> [STATED TASK]
Search the listing below for the string "color" and copy every line where it occurs.

> [DATA ENTRIES]
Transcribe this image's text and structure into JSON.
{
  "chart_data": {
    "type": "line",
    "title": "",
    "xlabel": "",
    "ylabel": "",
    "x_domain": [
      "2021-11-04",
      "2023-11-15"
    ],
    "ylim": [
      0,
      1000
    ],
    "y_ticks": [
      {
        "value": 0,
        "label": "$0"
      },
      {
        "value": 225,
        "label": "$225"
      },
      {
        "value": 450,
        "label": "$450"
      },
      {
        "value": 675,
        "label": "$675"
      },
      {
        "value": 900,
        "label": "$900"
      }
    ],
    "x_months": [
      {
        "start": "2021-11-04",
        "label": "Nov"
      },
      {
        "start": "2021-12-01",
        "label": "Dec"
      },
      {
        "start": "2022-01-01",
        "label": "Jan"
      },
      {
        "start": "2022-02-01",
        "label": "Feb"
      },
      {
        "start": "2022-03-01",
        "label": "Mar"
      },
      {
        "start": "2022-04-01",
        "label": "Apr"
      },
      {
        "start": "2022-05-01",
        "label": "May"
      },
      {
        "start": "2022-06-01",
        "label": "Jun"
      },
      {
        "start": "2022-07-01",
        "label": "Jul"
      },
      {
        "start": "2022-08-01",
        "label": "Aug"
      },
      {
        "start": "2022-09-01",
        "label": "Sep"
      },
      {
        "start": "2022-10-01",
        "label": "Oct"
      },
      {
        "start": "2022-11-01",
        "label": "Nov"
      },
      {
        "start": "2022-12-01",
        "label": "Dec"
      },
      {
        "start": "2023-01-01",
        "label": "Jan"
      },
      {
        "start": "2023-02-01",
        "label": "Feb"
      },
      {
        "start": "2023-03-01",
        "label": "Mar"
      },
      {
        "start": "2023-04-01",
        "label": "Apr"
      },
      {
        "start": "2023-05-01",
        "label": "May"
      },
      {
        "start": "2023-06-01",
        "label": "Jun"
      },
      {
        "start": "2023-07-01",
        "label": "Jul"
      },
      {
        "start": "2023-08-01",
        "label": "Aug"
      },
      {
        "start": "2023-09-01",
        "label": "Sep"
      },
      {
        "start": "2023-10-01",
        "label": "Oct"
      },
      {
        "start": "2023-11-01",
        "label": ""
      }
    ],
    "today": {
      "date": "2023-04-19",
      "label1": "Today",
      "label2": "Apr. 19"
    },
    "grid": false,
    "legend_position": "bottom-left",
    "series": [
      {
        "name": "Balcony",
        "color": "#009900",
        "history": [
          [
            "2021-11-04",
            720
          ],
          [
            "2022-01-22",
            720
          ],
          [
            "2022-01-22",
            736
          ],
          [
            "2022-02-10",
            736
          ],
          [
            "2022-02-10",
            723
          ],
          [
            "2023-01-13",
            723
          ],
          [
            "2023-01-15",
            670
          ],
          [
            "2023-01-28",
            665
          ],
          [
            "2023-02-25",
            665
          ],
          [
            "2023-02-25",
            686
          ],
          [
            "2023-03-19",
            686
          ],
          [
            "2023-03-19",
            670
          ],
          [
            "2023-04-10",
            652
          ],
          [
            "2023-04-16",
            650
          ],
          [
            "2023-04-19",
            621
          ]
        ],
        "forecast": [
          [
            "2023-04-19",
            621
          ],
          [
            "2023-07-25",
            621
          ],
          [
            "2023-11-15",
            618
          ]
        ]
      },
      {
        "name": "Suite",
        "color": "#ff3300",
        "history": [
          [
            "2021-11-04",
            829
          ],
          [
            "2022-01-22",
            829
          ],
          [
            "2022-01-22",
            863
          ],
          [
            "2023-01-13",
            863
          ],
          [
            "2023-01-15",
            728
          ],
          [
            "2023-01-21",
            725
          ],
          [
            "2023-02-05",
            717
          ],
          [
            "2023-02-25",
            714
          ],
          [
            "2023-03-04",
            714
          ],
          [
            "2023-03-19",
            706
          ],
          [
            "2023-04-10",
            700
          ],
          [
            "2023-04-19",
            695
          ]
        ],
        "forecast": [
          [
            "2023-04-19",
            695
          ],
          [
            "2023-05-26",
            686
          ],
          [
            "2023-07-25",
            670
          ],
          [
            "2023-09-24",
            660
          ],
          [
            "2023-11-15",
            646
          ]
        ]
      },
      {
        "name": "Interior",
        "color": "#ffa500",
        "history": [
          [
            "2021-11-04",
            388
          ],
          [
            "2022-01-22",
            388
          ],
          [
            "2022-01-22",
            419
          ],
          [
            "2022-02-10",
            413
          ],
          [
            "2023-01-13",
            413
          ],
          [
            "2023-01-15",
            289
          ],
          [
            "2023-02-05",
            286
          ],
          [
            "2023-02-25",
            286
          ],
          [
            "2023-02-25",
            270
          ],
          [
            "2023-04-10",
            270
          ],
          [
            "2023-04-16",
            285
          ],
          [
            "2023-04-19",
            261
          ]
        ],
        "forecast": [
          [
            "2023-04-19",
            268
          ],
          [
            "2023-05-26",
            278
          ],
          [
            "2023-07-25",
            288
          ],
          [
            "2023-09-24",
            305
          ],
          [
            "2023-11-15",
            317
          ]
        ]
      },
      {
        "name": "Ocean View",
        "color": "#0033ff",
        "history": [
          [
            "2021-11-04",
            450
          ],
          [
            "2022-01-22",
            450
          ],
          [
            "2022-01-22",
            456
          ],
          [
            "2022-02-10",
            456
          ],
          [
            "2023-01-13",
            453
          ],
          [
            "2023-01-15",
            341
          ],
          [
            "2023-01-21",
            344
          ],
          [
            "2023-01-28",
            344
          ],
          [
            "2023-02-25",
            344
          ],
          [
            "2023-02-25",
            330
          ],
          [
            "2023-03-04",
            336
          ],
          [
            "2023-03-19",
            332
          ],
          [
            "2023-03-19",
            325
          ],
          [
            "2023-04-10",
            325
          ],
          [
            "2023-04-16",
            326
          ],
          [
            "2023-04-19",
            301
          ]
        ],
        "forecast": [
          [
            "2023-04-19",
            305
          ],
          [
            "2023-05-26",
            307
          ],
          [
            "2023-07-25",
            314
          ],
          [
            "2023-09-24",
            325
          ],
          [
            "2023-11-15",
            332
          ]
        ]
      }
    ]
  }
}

> [SOLUTION]
        "color": "#009900",
        "color": "#ff3300",
        "color": "#ffa500",
        "color": "#0033ff",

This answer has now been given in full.